### REQUIRED WORK
Exact copy without images: repeat every entry as written.

### EXCERPTED DATA
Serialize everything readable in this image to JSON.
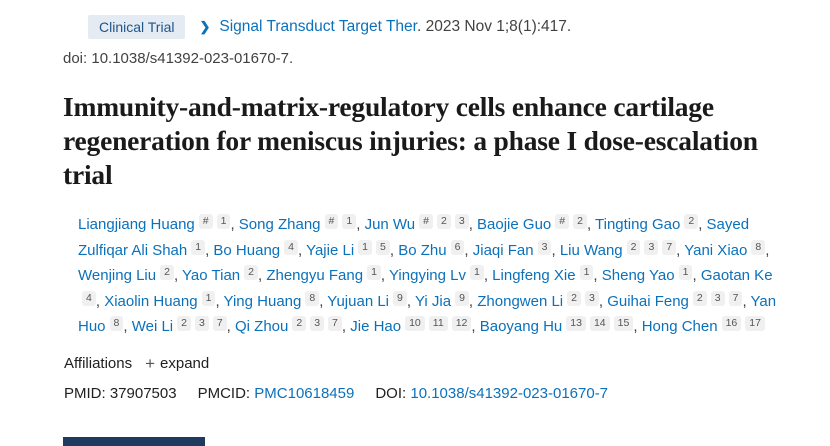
{
  "header": {
    "article_type": "Clinical Trial",
    "journal": "Signal Transduct Target Ther",
    "citation_rest": ". 2023 Nov 1;8(1):417.",
    "doi_line": "doi: 10.1038/s41392-023-01670-7."
  },
  "icons": {
    "chevron_right": "❯",
    "plus": "+"
  },
  "title": "Immunity-and-matrix-regulatory cells enhance cartilage regeneration for meniscus injuries: a phase I dose-escalation trial",
  "authors": [
    {
      "name": "Liangjiang Huang",
      "sups": [
        "#",
        "1"
      ]
    },
    {
      "name": "Song Zhang",
      "sups": [
        "#",
        "1"
      ]
    },
    {
      "name": "Jun Wu",
      "sups": [
        "#",
        "2",
        "3"
      ]
    },
    {
      "name": "Baojie Guo",
      "sups": [
        "#",
        "2"
      ]
    },
    {
      "name": "Tingting Gao",
      "sups": [
        "2"
      ]
    },
    {
      "name": "Sayed Zulfiqar Ali Shah",
      "sups": [
        "1"
      ]
    },
    {
      "name": "Bo Huang",
      "sups": [
        "4"
      ]
    },
    {
      "name": "Yajie Li",
      "sups": [
        "1",
        "5"
      ]
    },
    {
      "name": "Bo Zhu",
      "sups": [
        "6"
      ]
    },
    {
      "name": "Jiaqi Fan",
      "sups": [
        "3"
      ]
    },
    {
      "name": "Liu Wang",
      "sups": [
        "2",
        "3",
        "7"
      ]
    },
    {
      "name": "Yani Xiao",
      "sups": [
        "8"
      ]
    },
    {
      "name": "Wenjing Liu",
      "sups": [
        "2"
      ]
    },
    {
      "name": "Yao Tian",
      "sups": [
        "2"
      ]
    },
    {
      "name": "Zhengyu Fang",
      "sups": [
        "1"
      ]
    },
    {
      "name": "Yingying Lv",
      "sups": [
        "1"
      ]
    },
    {
      "name": "Lingfeng Xie",
      "sups": [
        "1"
      ]
    },
    {
      "name": "Sheng Yao",
      "sups": [
        "1"
      ]
    },
    {
      "name": "Gaotan Ke",
      "sups": [
        "4"
      ]
    },
    {
      "name": "Xiaolin Huang",
      "sups": [
        "1"
      ]
    },
    {
      "name": "Ying Huang",
      "sups": [
        "8"
      ]
    },
    {
      "name": "Yujuan Li",
      "sups": [
        "9"
      ]
    },
    {
      "name": "Yi Jia",
      "sups": [
        "9"
      ]
    },
    {
      "name": "Zhongwen Li",
      "sups": [
        "2",
        "3"
      ]
    },
    {
      "name": "Guihai Feng",
      "sups": [
        "2",
        "3",
        "7"
      ]
    },
    {
      "name": "Yan Huo",
      "sups": [
        "8"
      ]
    },
    {
      "name": "Wei Li",
      "sups": [
        "2",
        "3",
        "7"
      ]
    },
    {
      "name": "Qi Zhou",
      "sups": [
        "2",
        "3",
        "7"
      ]
    },
    {
      "name": "Jie Hao",
      "sups": [
        "10",
        "11",
        "12"
      ]
    },
    {
      "name": "Baoyang Hu",
      "sups": [
        "13",
        "14",
        "15"
      ]
    },
    {
      "name": "Hong Chen",
      "sups": [
        "16",
        "17"
      ]
    }
  ],
  "affiliations": {
    "label": "Affiliations",
    "expand_label": "expand"
  },
  "identifiers": {
    "pmid_label": "PMID:",
    "pmid_value": "37907503",
    "pmcid_label": "PMCID:",
    "pmcid_value": "PMC10618459",
    "doi_label": "DOI:",
    "doi_value": "10.1038/s41392-023-01670-7"
  },
  "colors": {
    "link_blue": "#0b71bb",
    "badge_background": "#e4ebf3",
    "badge_text": "#20558a",
    "chip_background": "#f0f0f0",
    "chip_text": "#555555",
    "title_text": "#1a1a1a",
    "body_text": "#424242",
    "cropped_bar": "#1e3a5f"
  }
}
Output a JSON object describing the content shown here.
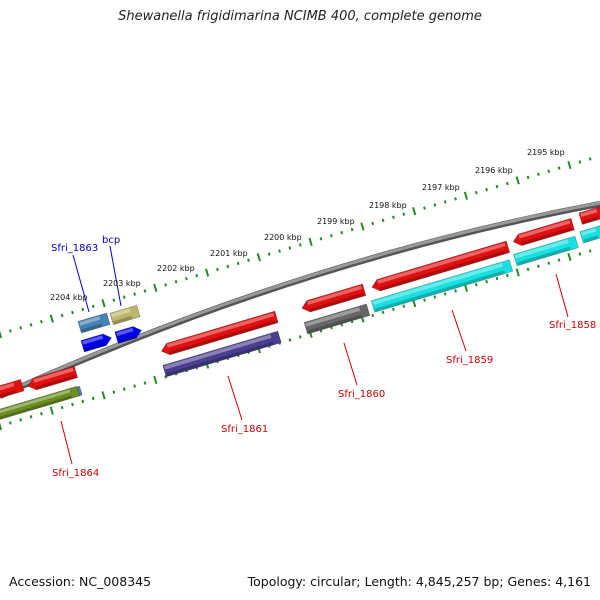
{
  "header": {
    "title": "Shewanella frigidimarina NCIMB 400, complete genome"
  },
  "footer": {
    "accession": "Accession: NC_008345",
    "summary": "Topology: circular; Length: 4,845,257 bp; Genes: 4,161"
  },
  "scale_labels": [
    "2195 kbp",
    "2196 kbp",
    "2197 kbp",
    "2198 kbp",
    "2199 kbp",
    "2200 kbp",
    "2201 kbp",
    "2202 kbp",
    "2203 kbp",
    "2204 kbp"
  ],
  "gene_labels": [
    {
      "text": "Sfri_1863",
      "color": "#0000bb"
    },
    {
      "text": "bcp",
      "color": "#0000bb"
    },
    {
      "text": "Sfri_1858",
      "color": "#cc0000"
    },
    {
      "text": "Sfri_1859",
      "color": "#cc0000"
    },
    {
      "text": "Sfri_1860",
      "color": "#cc0000"
    },
    {
      "text": "Sfri_1861",
      "color": "#cc0000"
    },
    {
      "text": "Sfri_1864",
      "color": "#cc0000"
    }
  ],
  "colors": {
    "backbone": "#808080",
    "tick": "#228B22",
    "cds": "#e01010",
    "slate_blue": "#4a3f8f",
    "cyan": "#18e0e0",
    "gray_feature": "#666666",
    "olive": "#6b8e23",
    "steel_blue": "#4682b4",
    "khaki": "#bdb76b",
    "blue": "#0000ee"
  }
}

### ANSWER SPACE
Serialize everything readable in this image to JSON.
{
  "header": {
    "article_type": "Clinical Trial",
    "journal": "Signal Transduct Target Ther",
    "citation_rest": ". 2023 Nov 1;8(1):417.",
    "doi_line": "doi: 10.1038/s41392-023-01670-7."
  },
  "icons": {
    "chevron_right": "❯",
    "plus": "+"
  },
  "title": "Immunity-and-matrix-regulatory cells enhance cartilage regeneration for meniscus injuries: a phase I dose-escalation trial",
  "authors": [
    {
      "name": "Liangjiang Huang",
      "sups": [
        "#",
        "1"
      ]
    },
    {
      "name": "Song Zhang",
      "sups": [
        "#",
        "1"
      ]
    },
    {
      "name": "Jun Wu",
      "sups": [
        "#",
        "2",
        "3"
      ]
    },
    {
      "name": "Baojie Guo",
      "sups": [
        "#",
        "2"
      ]
    },
    {
      "name": "Tingting Gao",
      "sups": [
        "2"
      ]
    },
    {
      "name": "Sayed Zulfiqar Ali Shah",
      "sups": [
        "1"
      ]
    },
    {
      "name": "Bo Huang",
      "sups": [
        "4"
      ]
    },
    {
      "name": "Yajie Li",
      "sups": [
        "1",
        "5"
      ]
    },
    {
      "name": "Bo Zhu",
      "sups": [
        "6"
      ]
    },
    {
      "name": "Jiaqi Fan",
      "sups": [
        "3"
      ]
    },
    {
      "name": "Liu Wang",
      "sups": [
        "2",
        "3",
        "7"
      ]
    },
    {
      "name": "Yani Xiao",
      "sups": [
        "8"
      ]
    },
    {
      "name": "Wenjing Liu",
      "sups": [
        "2"
      ]
    },
    {
      "name": "Yao Tian",
      "sups": [
        "2"
      ]
    },
    {
      "name": "Zhengyu Fang",
      "sups": [
        "1"
      ]
    },
    {
      "name": "Yingying Lv",
      "sups": [
        "1"
      ]
    },
    {
      "name": "Lingfeng Xie",
      "sups": [
        "1"
      ]
    },
    {
      "name": "Sheng Yao",
      "sups": [
        "1"
      ]
    },
    {
      "name": "Gaotan Ke",
      "sups": [
        "4"
      ]
    },
    {
      "name": "Xiaolin Huang",
      "sups": [
        "1"
      ]
    },
    {
      "name": "Ying Huang",
      "sups": [
        "8"
      ]
    },
    {
      "name": "Yujuan Li",
      "sups": [
        "9"
      ]
    },
    {
      "name": "Yi Jia",
      "sups": [
        "9"
      ]
    },
    {
      "name": "Zhongwen Li",
      "sups": [
        "2",
        "3"
      ]
    },
    {
      "name": "Guihai Feng",
      "sups": [
        "2",
        "3",
        "7"
      ]
    },
    {
      "name": "Yan Huo",
      "sups": [
        "8"
      ]
    },
    {
      "name": "Wei Li",
      "sups": [
        "2",
        "3",
        "7"
      ]
    },
    {
      "name": "Qi Zhou",
      "sups": [
        "2",
        "3",
        "7"
      ]
    },
    {
      "name": "Jie Hao",
      "sups": [
        "10",
        "11",
        "12"
      ]
    },
    {
      "name": "Baoyang Hu",
      "sups": [
        "13",
        "14",
        "15"
      ]
    },
    {
      "name": "Hong Chen",
      "sups": [
        "16",
        "17"
      ]
    }
  ],
  "affiliations": {
    "label": "Affiliations",
    "expand_label": "expand"
  },
  "identifiers": {
    "pmid_label": "PMID:",
    "pmid_value": "37907503",
    "pmcid_label": "PMCID:",
    "pmcid_value": "PMC10618459",
    "doi_label": "DOI:",
    "doi_value": "10.1038/s41392-023-01670-7"
  },
  "colors": {
    "link_blue": "#0b71bb",
    "badge_background": "#e4ebf3",
    "badge_text": "#20558a",
    "chip_background": "#f0f0f0",
    "chip_text": "#555555",
    "title_text": "#1a1a1a",
    "body_text": "#424242",
    "cropped_bar": "#1e3a5f"
  }
}
Output a JSON object describing the content shown here.
{
  "header": {
    "title": "Shewanella frigidimarina NCIMB 400, complete genome"
  },
  "footer": {
    "accession": "Accession: NC_008345",
    "summary": "Topology: circular; Length: 4,845,257 bp; Genes: 4,161"
  },
  "scale_labels": [
    "2195 kbp",
    "2196 kbp",
    "2197 kbp",
    "2198 kbp",
    "2199 kbp",
    "2200 kbp",
    "2201 kbp",
    "2202 kbp",
    "2203 kbp",
    "2204 kbp"
  ],
  "gene_labels": [
    {
      "text": "Sfri_1863",
      "color": "#0000bb"
    },
    {
      "text": "bcp",
      "color": "#0000bb"
    },
    {
      "text": "Sfri_1858",
      "color": "#cc0000"
    },
    {
      "text": "Sfri_1859",
      "color": "#cc0000"
    },
    {
      "text": "Sfri_1860",
      "color": "#cc0000"
    },
    {
      "text": "Sfri_1861",
      "color": "#cc0000"
    },
    {
      "text": "Sfri_1864",
      "color": "#cc0000"
    }
  ],
  "colors": {
    "backbone": "#808080",
    "tick": "#228B22",
    "cds": "#e01010",
    "slate_blue": "#4a3f8f",
    "cyan": "#18e0e0",
    "gray_feature": "#666666",
    "olive": "#6b8e23",
    "steel_blue": "#4682b4",
    "khaki": "#bdb76b",
    "blue": "#0000ee"
  }
}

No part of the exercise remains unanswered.